EXERCISE DETAILS: Extract each line holding the word "shown" from the entries.
[START OF PROVIDED INFORMATION]
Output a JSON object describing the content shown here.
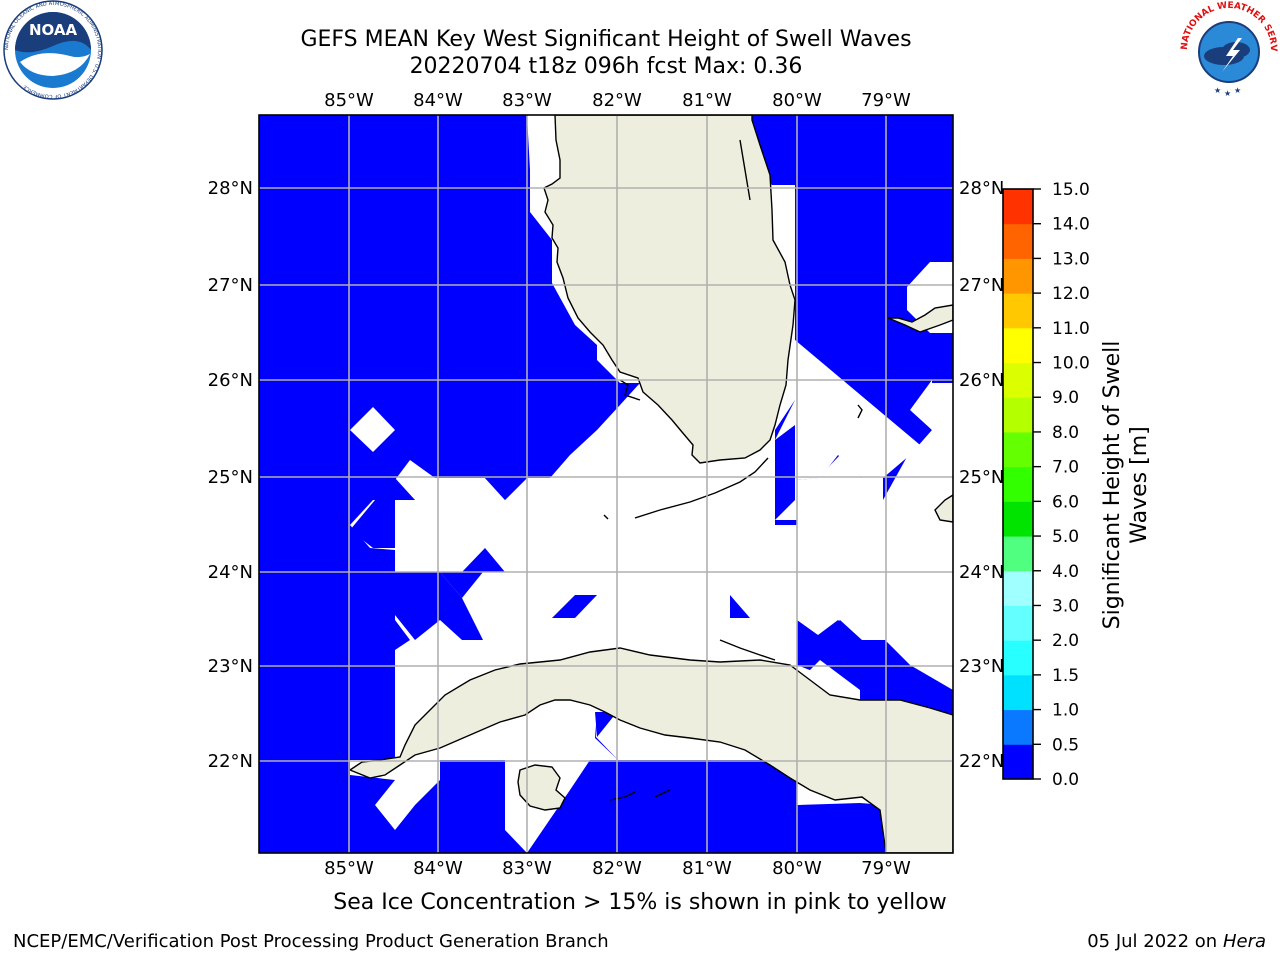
{
  "title_line1": "GEFS MEAN Key West Significant Height of Swell Waves",
  "title_line2": "20220704 t18z 096h fcst   Max: 0.36",
  "map": {
    "lon_ticks": [
      "85°W",
      "84°W",
      "83°W",
      "82°W",
      "81°W",
      "80°W",
      "79°W"
    ],
    "lat_ticks": [
      "28°N",
      "27°N",
      "26°N",
      "25°N",
      "24°N",
      "23°N",
      "22°N"
    ],
    "ocean_color": "#0000ff",
    "land_color": "#eeeedf",
    "gridline_color": "#b0b0b0",
    "visible_places": [
      "Florida peninsula",
      "Cuba",
      "Isla de la Juventud",
      "Andros / Bahamas"
    ]
  },
  "colorbar": {
    "label": "Significant Height of Swell Waves [m]",
    "ticks": [
      "0.0",
      "0.5",
      "1.0",
      "1.5",
      "2.0",
      "3.0",
      "4.0",
      "5.0",
      "6.0",
      "7.0",
      "8.0",
      "9.0",
      "10.0",
      "11.0",
      "12.0",
      "13.0",
      "14.0",
      "15.0"
    ],
    "colors": [
      "#0000ff",
      "#0a78ff",
      "#00e1ff",
      "#28ffff",
      "#64ffff",
      "#a0ffff",
      "#50ff80",
      "#00e400",
      "#32ff00",
      "#64ff00",
      "#b4ff00",
      "#dcff00",
      "#ffff00",
      "#ffc800",
      "#ff9600",
      "#ff6400",
      "#ff3200",
      "#ff0000"
    ]
  },
  "note": "Sea Ice Concentration > 15% is shown in pink to yellow",
  "footer_left": "NCEP/EMC/Verification Post Processing Product Generation Branch",
  "footer_date": "05 Jul 2022 on ",
  "footer_host": "Hera",
  "logos": {
    "noaa_text": "NOAA",
    "noaa_ring": "NATIONAL OCEANIC AND ATMOSPHERIC ADMINISTRATION · U.S. DEPARTMENT OF COMMERCE",
    "nws_ring": "NATIONAL WEATHER SERVICE"
  }
}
[END OF PROVIDED INFORMATION]
EXPECTED ANSWER:
Output a JSON object describing the content shown here.
  "note": "Sea Ice Concentration > 15% is shown in pink to yellow",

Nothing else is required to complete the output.